[Start RECORDS FOR PROCESSING]

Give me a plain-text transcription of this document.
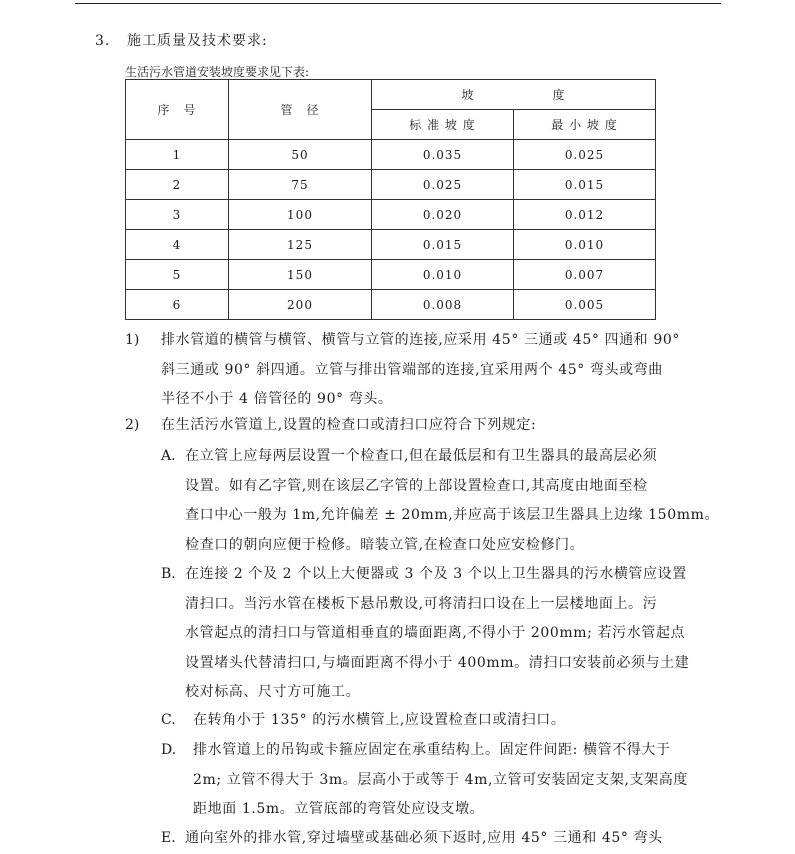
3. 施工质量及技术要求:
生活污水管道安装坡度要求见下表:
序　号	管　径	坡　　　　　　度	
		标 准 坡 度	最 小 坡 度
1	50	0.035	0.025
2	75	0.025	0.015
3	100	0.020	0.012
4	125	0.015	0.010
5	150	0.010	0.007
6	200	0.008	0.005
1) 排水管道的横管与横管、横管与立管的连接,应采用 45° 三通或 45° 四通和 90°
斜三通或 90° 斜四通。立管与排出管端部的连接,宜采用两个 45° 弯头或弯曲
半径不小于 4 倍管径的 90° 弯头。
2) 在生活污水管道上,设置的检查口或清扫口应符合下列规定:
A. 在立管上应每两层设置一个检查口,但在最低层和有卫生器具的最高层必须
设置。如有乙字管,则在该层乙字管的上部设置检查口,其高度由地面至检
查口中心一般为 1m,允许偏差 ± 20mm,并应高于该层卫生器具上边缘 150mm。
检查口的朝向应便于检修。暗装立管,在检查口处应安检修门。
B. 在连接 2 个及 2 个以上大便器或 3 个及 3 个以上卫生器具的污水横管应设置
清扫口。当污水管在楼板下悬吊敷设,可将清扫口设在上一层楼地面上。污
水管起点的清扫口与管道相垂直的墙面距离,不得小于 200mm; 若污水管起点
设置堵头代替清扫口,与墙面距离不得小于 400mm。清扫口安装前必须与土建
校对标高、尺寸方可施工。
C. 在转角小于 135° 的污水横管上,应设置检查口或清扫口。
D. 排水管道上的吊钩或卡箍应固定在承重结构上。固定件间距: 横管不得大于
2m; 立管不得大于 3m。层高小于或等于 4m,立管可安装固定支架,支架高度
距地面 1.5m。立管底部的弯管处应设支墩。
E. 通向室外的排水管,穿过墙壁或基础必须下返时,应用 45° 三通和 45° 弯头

[End RECORDS FOR PROCESSING]

▶ [STATED GOAL]:
Go back to the records above and write them out exactly, without the pictures.

▶ [THE OUTPUT]:
Give me a plain-text transcription of this document.
3. 施工质量及技术要求:
生活污水管道安装坡度要求见下表:
序　号	管　径	坡　　　　　　度	
		标 准 坡 度	最 小 坡 度
1	50	0.035	0.025
2	75	0.025	0.015
3	100	0.020	0.012
4	125	0.015	0.010
5	150	0.010	0.007
6	200	0.008	0.005
1) 排水管道的横管与横管、横管与立管的连接,应采用 45° 三通或 45° 四通和 90°
斜三通或 90° 斜四通。立管与排出管端部的连接,宜采用两个 45° 弯头或弯曲
半径不小于 4 倍管径的 90° 弯头。
2) 在生活污水管道上,设置的检查口或清扫口应符合下列规定:
A. 在立管上应每两层设置一个检查口,但在最低层和有卫生器具的最高层必须
设置。如有乙字管,则在该层乙字管的上部设置检查口,其高度由地面至检
查口中心一般为 1m,允许偏差 ± 20mm,并应高于该层卫生器具上边缘 150mm。
检查口的朝向应便于检修。暗装立管,在检查口处应安检修门。
B. 在连接 2 个及 2 个以上大便器或 3 个及 3 个以上卫生器具的污水横管应设置
清扫口。当污水管在楼板下悬吊敷设,可将清扫口设在上一层楼地面上。污
水管起点的清扫口与管道相垂直的墙面距离,不得小于 200mm; 若污水管起点
设置堵头代替清扫口,与墙面距离不得小于 400mm。清扫口安装前必须与土建
校对标高、尺寸方可施工。
C. 在转角小于 135° 的污水横管上,应设置检查口或清扫口。
D. 排水管道上的吊钩或卡箍应固定在承重结构上。固定件间距: 横管不得大于
2m; 立管不得大于 3m。层高小于或等于 4m,立管可安装固定支架,支架高度
距地面 1.5m。立管底部的弯管处应设支墩。
E. 通向室外的排水管,穿过墙壁或基础必须下返时,应用 45° 三通和 45° 弯头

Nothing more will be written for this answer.